[Begin EXERCISE MATERIAL]

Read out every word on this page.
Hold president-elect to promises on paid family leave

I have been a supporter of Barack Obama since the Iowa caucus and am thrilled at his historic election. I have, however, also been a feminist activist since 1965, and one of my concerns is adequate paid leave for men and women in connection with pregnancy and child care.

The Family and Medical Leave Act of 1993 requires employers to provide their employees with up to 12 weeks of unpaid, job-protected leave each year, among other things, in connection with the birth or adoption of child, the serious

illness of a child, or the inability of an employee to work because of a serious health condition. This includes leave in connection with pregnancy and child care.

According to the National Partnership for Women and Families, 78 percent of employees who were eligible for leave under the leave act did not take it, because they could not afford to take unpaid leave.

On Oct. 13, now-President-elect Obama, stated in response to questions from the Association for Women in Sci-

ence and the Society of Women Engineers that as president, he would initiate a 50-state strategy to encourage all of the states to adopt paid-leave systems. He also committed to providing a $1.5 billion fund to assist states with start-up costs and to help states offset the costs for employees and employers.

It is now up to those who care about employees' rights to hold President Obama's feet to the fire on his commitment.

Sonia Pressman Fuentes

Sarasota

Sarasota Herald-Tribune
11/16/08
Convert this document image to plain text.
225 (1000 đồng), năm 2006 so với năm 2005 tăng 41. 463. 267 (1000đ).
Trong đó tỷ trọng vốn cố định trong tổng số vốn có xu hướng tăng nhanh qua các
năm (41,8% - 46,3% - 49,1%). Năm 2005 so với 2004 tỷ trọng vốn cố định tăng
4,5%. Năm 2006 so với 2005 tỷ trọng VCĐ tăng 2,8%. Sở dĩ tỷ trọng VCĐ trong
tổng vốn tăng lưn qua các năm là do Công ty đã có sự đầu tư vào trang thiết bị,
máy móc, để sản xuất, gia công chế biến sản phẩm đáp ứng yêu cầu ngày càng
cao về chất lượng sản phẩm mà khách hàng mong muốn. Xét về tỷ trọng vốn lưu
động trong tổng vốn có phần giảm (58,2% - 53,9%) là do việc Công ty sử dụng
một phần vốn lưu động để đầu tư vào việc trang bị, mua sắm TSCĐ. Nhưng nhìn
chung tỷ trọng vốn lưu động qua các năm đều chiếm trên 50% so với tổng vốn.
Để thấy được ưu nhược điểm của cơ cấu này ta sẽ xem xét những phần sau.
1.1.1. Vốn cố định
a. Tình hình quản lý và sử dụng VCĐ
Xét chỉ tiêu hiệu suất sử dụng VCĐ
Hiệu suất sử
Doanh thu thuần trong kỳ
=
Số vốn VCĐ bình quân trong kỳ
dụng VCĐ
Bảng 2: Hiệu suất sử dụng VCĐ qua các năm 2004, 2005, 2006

[End EXERCISE MATERIAL]

Give back all the data exactly as written.

Read out every word on this page.
Hold president-elect to promises on paid family leave

I have been a supporter of Barack Obama since the Iowa caucus and am thrilled at his historic election. I have, however, also been a feminist activist since 1965, and one of my concerns is adequate paid leave for men and women in connection with pregnancy and child care.

The Family and Medical Leave Act of 1993 requires employers to provide their employees with up to 12 weeks of unpaid, job-protected leave each year, among other things, in connection with the birth or adoption of child, the serious

illness of a child, or the inability of an employee to work because of a serious health condition. This includes leave in connection with pregnancy and child care.

According to the National Partnership for Women and Families, 78 percent of employees who were eligible for leave under the leave act did not take it, because they could not afford to take unpaid leave.

On Oct. 13, now-President-elect Obama, stated in response to questions from the Association for Women in Sci-

ence and the Society of Women Engineers that as president, he would initiate a 50-state strategy to encourage all of the states to adopt paid-leave systems. He also committed to providing a $1.5 billion fund to assist states with start-up costs and to help states offset the costs for employees and employers.

It is now up to those who care about employees' rights to hold President Obama's feet to the fire on his commitment.

Sonia Pressman Fuentes

Sarasota

Sarasota Herald-Tribune
11/16/08
Convert this document image to plain text.
225 (1000 đồng), năm 2006 so với năm 2005 tăng 41. 463. 267 (1000đ).
Trong đó tỷ trọng vốn cố định trong tổng số vốn có xu hướng tăng nhanh qua các
năm (41,8% - 46,3% - 49,1%). Năm 2005 so với 2004 tỷ trọng vốn cố định tăng
4,5%. Năm 2006 so với 2005 tỷ trọng VCĐ tăng 2,8%. Sở dĩ tỷ trọng VCĐ trong
tổng vốn tăng lưn qua các năm là do Công ty đã có sự đầu tư vào trang thiết bị,
máy móc, để sản xuất, gia công chế biến sản phẩm đáp ứng yêu cầu ngày càng
cao về chất lượng sản phẩm mà khách hàng mong muốn. Xét về tỷ trọng vốn lưu
động trong tổng vốn có phần giảm (58,2% - 53,9%) là do việc Công ty sử dụng
một phần vốn lưu động để đầu tư vào việc trang bị, mua sắm TSCĐ. Nhưng nhìn
chung tỷ trọng vốn lưu động qua các năm đều chiếm trên 50% so với tổng vốn.
Để thấy được ưu nhược điểm của cơ cấu này ta sẽ xem xét những phần sau.
1.1.1. Vốn cố định
a. Tình hình quản lý và sử dụng VCĐ
Xét chỉ tiêu hiệu suất sử dụng VCĐ
Hiệu suất sử
Doanh thu thuần trong kỳ
=
Số vốn VCĐ bình quân trong kỳ
dụng VCĐ
Bảng 2: Hiệu suất sử dụng VCĐ qua các năm 2004, 2005, 2006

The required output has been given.